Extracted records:
--- Begin ---

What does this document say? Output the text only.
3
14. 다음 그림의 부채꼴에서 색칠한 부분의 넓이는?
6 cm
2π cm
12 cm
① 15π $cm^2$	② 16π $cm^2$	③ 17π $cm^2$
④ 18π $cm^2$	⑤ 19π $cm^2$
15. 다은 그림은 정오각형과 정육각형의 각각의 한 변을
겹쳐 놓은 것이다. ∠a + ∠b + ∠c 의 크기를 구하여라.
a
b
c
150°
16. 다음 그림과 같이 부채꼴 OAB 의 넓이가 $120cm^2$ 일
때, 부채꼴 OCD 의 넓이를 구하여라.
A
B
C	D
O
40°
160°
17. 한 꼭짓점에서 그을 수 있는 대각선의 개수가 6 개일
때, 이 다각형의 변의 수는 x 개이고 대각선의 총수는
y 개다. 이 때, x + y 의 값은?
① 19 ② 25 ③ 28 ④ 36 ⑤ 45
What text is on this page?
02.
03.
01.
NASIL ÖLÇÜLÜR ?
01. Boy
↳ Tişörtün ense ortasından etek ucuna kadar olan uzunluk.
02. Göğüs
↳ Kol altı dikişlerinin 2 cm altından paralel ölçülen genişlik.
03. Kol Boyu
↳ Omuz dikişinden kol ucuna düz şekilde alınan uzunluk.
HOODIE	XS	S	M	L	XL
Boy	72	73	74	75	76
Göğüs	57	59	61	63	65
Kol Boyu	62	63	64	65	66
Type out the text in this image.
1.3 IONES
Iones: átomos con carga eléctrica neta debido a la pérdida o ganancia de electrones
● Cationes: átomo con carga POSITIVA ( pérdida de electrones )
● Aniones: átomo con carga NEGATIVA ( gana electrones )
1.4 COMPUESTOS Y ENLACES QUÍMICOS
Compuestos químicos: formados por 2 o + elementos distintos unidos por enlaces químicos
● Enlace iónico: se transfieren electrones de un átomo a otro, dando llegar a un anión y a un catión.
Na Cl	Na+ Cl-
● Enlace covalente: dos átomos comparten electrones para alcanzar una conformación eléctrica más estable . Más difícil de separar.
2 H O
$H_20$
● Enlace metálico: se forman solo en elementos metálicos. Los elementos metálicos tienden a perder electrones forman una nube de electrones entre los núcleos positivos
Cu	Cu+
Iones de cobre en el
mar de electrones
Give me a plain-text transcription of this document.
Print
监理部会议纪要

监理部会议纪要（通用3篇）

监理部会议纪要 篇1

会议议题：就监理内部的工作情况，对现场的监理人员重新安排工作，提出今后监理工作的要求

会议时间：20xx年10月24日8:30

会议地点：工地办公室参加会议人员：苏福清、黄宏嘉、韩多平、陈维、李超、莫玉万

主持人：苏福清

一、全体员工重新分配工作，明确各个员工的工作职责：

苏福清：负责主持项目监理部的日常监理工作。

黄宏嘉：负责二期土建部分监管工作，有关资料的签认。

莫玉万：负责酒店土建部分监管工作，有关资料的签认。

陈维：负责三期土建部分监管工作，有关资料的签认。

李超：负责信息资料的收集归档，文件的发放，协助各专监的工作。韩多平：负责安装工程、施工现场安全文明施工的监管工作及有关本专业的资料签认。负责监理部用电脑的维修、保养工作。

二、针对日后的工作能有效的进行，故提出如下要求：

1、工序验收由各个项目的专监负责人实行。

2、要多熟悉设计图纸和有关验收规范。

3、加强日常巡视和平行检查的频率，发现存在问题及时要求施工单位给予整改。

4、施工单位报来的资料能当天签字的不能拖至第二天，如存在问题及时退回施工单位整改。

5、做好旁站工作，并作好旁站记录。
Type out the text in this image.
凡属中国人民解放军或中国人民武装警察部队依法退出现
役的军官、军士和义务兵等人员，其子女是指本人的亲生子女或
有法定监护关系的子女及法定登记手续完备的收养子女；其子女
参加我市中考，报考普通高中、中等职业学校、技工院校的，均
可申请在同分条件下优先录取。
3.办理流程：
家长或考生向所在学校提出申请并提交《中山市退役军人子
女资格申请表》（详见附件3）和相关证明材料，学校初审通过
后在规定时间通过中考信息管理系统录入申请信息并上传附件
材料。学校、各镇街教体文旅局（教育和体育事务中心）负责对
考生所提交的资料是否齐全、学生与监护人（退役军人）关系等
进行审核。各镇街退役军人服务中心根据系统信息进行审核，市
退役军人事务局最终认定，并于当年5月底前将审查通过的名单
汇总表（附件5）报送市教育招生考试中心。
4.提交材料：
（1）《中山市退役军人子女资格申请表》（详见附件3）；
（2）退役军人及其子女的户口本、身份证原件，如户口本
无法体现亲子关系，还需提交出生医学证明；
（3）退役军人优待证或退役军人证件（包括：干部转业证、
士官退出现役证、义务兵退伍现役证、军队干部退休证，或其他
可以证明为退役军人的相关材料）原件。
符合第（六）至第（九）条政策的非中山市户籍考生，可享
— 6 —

--- End ---

What to work on → All of the data shown above must be copied exactly.

Solution to the exercise →
What does this document say? Output the text only.
3
14. 다음 그림의 부채꼴에서 색칠한 부분의 넓이는?
6 cm
2π cm
12 cm
① 15π $cm^2$	② 16π $cm^2$	③ 17π $cm^2$
④ 18π $cm^2$	⑤ 19π $cm^2$
15. 다은 그림은 정오각형과 정육각형의 각각의 한 변을
겹쳐 놓은 것이다. ∠a + ∠b + ∠c 의 크기를 구하여라.
a
b
c
150°
16. 다음 그림과 같이 부채꼴 OAB 의 넓이가 $120cm^2$ 일
때, 부채꼴 OCD 의 넓이를 구하여라.
A
B
C	D
O
40°
160°
17. 한 꼭짓점에서 그을 수 있는 대각선의 개수가 6 개일
때, 이 다각형의 변의 수는 x 개이고 대각선의 총수는
y 개다. 이 때, x + y 의 값은?
① 19 ② 25 ③ 28 ④ 36 ⑤ 45
What text is on this page?
02.
03.
01.
NASIL ÖLÇÜLÜR ?
01. Boy
↳ Tişörtün ense ortasından etek ucuna kadar olan uzunluk.
02. Göğüs
↳ Kol altı dikişlerinin 2 cm altından paralel ölçülen genişlik.
03. Kol Boyu
↳ Omuz dikişinden kol ucuna düz şekilde alınan uzunluk.
HOODIE	XS	S	M	L	XL
Boy	72	73	74	75	76
Göğüs	57	59	61	63	65
Kol Boyu	62	63	64	65	66
Type out the text in this image.
1.3 IONES
Iones: átomos con carga eléctrica neta debido a la pérdida o ganancia de electrones
● Cationes: átomo con carga POSITIVA ( pérdida de electrones )
● Aniones: átomo con carga NEGATIVA ( gana electrones )
1.4 COMPUESTOS Y ENLACES QUÍMICOS
Compuestos químicos: formados por 2 o + elementos distintos unidos por enlaces químicos
● Enlace iónico: se transfieren electrones de un átomo a otro, dando llegar a un anión y a un catión.
Na Cl	Na+ Cl-
● Enlace covalente: dos átomos comparten electrones para alcanzar una conformación eléctrica más estable . Más difícil de separar.
2 H O
$H_20$
● Enlace metálico: se forman solo en elementos metálicos. Los elementos metálicos tienden a perder electrones forman una nube de electrones entre los núcleos positivos
Cu	Cu+
Iones de cobre en el
mar de electrones
Give me a plain-text transcription of this document.
Print
监理部会议纪要

监理部会议纪要（通用3篇）

监理部会议纪要 篇1

会议议题：就监理内部的工作情况，对现场的监理人员重新安排工作，提出今后监理工作的要求

会议时间：20xx年10月24日8:30

会议地点：工地办公室参加会议人员：苏福清、黄宏嘉、韩多平、陈维、李超、莫玉万

主持人：苏福清

一、全体员工重新分配工作，明确各个员工的工作职责：

苏福清：负责主持项目监理部的日常监理工作。

黄宏嘉：负责二期土建部分监管工作，有关资料的签认。

莫玉万：负责酒店土建部分监管工作，有关资料的签认。

陈维：负责三期土建部分监管工作，有关资料的签认。

李超：负责信息资料的收集归档，文件的发放，协助各专监的工作。韩多平：负责安装工程、施工现场安全文明施工的监管工作及有关本专业的资料签认。负责监理部用电脑的维修、保养工作。

二、针对日后的工作能有效的进行，故提出如下要求：

1、工序验收由各个项目的专监负责人实行。

2、要多熟悉设计图纸和有关验收规范。

3、加强日常巡视和平行检查的频率，发现存在问题及时要求施工单位给予整改。

4、施工单位报来的资料能当天签字的不能拖至第二天，如存在问题及时退回施工单位整改。

5、做好旁站工作，并作好旁站记录。
Type out the text in this image.
凡属中国人民解放军或中国人民武装警察部队依法退出现
役的军官、军士和义务兵等人员，其子女是指本人的亲生子女或
有法定监护关系的子女及法定登记手续完备的收养子女；其子女
参加我市中考，报考普通高中、中等职业学校、技工院校的，均
可申请在同分条件下优先录取。
3.办理流程：
家长或考生向所在学校提出申请并提交《中山市退役军人子
女资格申请表》（详见附件3）和相关证明材料，学校初审通过
后在规定时间通过中考信息管理系统录入申请信息并上传附件
材料。学校、各镇街教体文旅局（教育和体育事务中心）负责对
考生所提交的资料是否齐全、学生与监护人（退役军人）关系等
进行审核。各镇街退役军人服务中心根据系统信息进行审核，市
退役军人事务局最终认定，并于当年5月底前将审查通过的名单
汇总表（附件5）报送市教育招生考试中心。
4.提交材料：
（1）《中山市退役军人子女资格申请表》（详见附件3）；
（2）退役军人及其子女的户口本、身份证原件，如户口本
无法体现亲子关系，还需提交出生医学证明；
（3）退役军人优待证或退役军人证件（包括：干部转业证、
士官退出现役证、义务兵退伍现役证、军队干部退休证，或其他
可以证明为退役军人的相关材料）原件。
符合第（六）至第（九）条政策的非中山市户籍考生，可享
— 6 —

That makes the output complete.